>> BEGIN RECORDS PROVIDED

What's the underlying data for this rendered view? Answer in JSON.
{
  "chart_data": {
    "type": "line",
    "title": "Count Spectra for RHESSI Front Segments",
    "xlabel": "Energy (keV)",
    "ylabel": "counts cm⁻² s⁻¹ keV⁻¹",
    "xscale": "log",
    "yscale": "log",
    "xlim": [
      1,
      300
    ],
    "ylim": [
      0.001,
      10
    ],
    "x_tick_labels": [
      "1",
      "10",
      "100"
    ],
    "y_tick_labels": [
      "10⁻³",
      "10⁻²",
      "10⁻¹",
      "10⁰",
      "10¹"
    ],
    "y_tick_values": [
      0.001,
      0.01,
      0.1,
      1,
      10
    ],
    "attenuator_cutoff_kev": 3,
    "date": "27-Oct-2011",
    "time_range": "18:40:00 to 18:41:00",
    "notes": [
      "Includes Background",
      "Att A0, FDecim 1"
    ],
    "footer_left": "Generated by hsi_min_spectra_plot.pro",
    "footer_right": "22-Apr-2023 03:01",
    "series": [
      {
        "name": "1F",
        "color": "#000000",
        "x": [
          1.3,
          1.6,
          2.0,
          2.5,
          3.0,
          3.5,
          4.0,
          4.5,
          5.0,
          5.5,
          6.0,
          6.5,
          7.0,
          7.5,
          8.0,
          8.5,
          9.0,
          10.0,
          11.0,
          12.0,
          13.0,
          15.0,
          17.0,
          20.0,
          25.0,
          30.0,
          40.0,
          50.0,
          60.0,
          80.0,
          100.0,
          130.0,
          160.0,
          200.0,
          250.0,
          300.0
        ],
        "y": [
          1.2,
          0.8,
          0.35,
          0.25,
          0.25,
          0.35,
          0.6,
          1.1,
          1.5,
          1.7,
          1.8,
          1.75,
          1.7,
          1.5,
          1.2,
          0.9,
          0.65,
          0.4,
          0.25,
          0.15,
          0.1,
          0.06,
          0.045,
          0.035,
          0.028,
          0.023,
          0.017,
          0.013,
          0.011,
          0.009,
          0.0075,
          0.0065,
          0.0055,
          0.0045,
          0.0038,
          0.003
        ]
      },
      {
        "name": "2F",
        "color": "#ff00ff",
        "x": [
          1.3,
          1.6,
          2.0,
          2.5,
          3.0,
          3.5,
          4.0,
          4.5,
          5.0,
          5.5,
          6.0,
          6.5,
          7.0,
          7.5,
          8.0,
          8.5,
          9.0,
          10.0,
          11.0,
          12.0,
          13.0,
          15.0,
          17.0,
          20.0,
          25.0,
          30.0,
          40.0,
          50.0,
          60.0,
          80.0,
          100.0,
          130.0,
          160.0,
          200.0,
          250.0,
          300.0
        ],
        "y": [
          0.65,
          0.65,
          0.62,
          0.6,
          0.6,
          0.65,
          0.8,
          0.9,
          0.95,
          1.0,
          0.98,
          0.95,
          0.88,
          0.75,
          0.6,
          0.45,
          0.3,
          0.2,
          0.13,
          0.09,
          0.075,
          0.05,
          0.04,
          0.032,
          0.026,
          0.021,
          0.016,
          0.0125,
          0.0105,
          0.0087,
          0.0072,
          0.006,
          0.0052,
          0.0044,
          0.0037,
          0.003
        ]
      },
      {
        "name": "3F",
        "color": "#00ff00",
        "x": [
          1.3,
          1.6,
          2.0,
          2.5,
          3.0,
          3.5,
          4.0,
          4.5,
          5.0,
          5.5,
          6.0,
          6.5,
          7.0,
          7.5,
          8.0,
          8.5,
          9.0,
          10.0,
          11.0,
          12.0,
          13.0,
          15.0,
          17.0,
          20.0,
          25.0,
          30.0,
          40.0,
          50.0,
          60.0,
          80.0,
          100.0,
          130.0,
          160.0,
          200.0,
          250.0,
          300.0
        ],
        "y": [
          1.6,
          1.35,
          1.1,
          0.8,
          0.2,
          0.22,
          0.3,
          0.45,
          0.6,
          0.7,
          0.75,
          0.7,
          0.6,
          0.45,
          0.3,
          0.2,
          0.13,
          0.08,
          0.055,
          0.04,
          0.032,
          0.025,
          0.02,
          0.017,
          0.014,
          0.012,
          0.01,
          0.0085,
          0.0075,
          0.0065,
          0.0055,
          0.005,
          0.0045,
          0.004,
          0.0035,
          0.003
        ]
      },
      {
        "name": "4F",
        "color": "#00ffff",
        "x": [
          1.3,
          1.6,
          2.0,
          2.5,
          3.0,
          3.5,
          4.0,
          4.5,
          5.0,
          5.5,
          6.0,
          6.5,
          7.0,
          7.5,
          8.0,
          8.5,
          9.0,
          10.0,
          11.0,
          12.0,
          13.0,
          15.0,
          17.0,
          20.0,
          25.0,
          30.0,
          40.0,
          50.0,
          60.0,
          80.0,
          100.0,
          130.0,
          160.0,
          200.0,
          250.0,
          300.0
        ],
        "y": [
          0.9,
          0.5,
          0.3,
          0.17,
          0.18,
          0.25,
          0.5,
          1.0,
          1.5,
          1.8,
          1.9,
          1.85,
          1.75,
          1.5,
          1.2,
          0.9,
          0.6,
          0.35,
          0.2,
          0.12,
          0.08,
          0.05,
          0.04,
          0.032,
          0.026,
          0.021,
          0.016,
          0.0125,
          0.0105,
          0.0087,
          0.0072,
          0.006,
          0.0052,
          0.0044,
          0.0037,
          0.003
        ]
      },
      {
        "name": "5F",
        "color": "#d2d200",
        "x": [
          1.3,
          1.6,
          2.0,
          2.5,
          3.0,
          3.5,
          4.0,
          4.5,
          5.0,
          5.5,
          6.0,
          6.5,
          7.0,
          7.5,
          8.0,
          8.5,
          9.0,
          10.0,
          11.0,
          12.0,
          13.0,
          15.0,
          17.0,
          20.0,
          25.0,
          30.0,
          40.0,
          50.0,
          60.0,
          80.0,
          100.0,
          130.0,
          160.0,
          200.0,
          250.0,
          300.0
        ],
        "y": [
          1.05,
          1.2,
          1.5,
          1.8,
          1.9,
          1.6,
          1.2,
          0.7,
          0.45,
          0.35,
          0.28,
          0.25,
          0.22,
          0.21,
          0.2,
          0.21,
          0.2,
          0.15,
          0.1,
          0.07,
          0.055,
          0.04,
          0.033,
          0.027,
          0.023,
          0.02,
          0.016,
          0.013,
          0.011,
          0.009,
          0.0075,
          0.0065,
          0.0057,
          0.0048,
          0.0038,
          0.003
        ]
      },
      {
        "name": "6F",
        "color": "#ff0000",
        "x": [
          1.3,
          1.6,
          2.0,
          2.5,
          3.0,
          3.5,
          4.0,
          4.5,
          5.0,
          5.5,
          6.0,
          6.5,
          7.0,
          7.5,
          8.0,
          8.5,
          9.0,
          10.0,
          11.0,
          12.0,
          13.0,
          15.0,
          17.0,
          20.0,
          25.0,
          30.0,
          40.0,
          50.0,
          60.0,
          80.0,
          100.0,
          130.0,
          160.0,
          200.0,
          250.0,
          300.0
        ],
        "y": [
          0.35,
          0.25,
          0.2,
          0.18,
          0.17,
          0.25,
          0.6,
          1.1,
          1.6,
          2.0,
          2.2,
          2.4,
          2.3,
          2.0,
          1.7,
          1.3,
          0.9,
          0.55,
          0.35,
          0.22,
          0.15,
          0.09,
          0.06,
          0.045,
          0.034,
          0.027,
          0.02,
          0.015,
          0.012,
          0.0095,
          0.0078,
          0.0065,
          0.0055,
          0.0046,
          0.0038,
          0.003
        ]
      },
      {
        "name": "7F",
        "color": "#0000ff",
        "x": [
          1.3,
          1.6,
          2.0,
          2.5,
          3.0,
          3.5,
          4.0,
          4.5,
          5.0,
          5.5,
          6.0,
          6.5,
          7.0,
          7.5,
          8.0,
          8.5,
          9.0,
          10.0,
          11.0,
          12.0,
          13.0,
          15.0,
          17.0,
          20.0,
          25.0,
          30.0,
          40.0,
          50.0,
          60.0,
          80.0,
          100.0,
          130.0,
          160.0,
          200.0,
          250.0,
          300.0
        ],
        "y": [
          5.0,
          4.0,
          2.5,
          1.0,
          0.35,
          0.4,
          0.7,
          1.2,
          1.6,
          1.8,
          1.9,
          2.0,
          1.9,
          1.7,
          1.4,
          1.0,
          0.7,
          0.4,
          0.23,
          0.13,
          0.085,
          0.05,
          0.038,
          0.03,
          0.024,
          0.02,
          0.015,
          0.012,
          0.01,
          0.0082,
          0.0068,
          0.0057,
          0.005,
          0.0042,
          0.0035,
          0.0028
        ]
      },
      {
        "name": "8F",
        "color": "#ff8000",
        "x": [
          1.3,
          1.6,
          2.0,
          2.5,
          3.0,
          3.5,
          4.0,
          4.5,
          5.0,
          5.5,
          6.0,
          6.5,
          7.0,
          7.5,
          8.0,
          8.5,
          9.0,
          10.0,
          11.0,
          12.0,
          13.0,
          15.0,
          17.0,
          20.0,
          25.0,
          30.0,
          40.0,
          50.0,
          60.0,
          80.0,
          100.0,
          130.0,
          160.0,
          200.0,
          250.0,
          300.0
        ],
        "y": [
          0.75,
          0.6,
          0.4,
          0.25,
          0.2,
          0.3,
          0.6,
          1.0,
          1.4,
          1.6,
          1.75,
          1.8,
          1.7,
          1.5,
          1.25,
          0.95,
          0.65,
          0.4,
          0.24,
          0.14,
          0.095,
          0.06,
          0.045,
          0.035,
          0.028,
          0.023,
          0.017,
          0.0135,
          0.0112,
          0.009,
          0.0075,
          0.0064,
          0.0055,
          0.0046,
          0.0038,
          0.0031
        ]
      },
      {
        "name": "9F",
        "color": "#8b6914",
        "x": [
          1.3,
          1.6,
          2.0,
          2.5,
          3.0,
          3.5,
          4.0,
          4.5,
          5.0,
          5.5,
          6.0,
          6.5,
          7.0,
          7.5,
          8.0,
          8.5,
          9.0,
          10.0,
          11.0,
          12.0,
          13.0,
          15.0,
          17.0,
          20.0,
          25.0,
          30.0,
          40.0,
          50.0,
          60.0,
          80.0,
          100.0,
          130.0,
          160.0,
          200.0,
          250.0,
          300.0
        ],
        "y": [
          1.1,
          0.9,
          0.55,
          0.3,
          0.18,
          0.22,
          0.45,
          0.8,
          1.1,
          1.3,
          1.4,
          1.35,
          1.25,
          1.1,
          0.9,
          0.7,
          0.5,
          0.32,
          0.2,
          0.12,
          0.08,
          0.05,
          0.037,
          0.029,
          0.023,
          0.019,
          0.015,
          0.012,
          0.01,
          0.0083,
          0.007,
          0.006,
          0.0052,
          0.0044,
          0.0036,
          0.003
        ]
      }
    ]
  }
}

>> END RECORDS PROVIDED

■ EXERCISE REQUIREMENTS
Pick every line with "color" in it and copy it.

■ RESPONSE TO THIS EXERCISE
        "color": "#000000",
        "color": "#ff00ff",
        "color": "#00ff00",
        "color": "#00ffff",
        "color": "#d2d200",
        "color": "#ff0000",
        "color": "#0000ff",
        "color": "#ff8000",
        "color": "#8b6914",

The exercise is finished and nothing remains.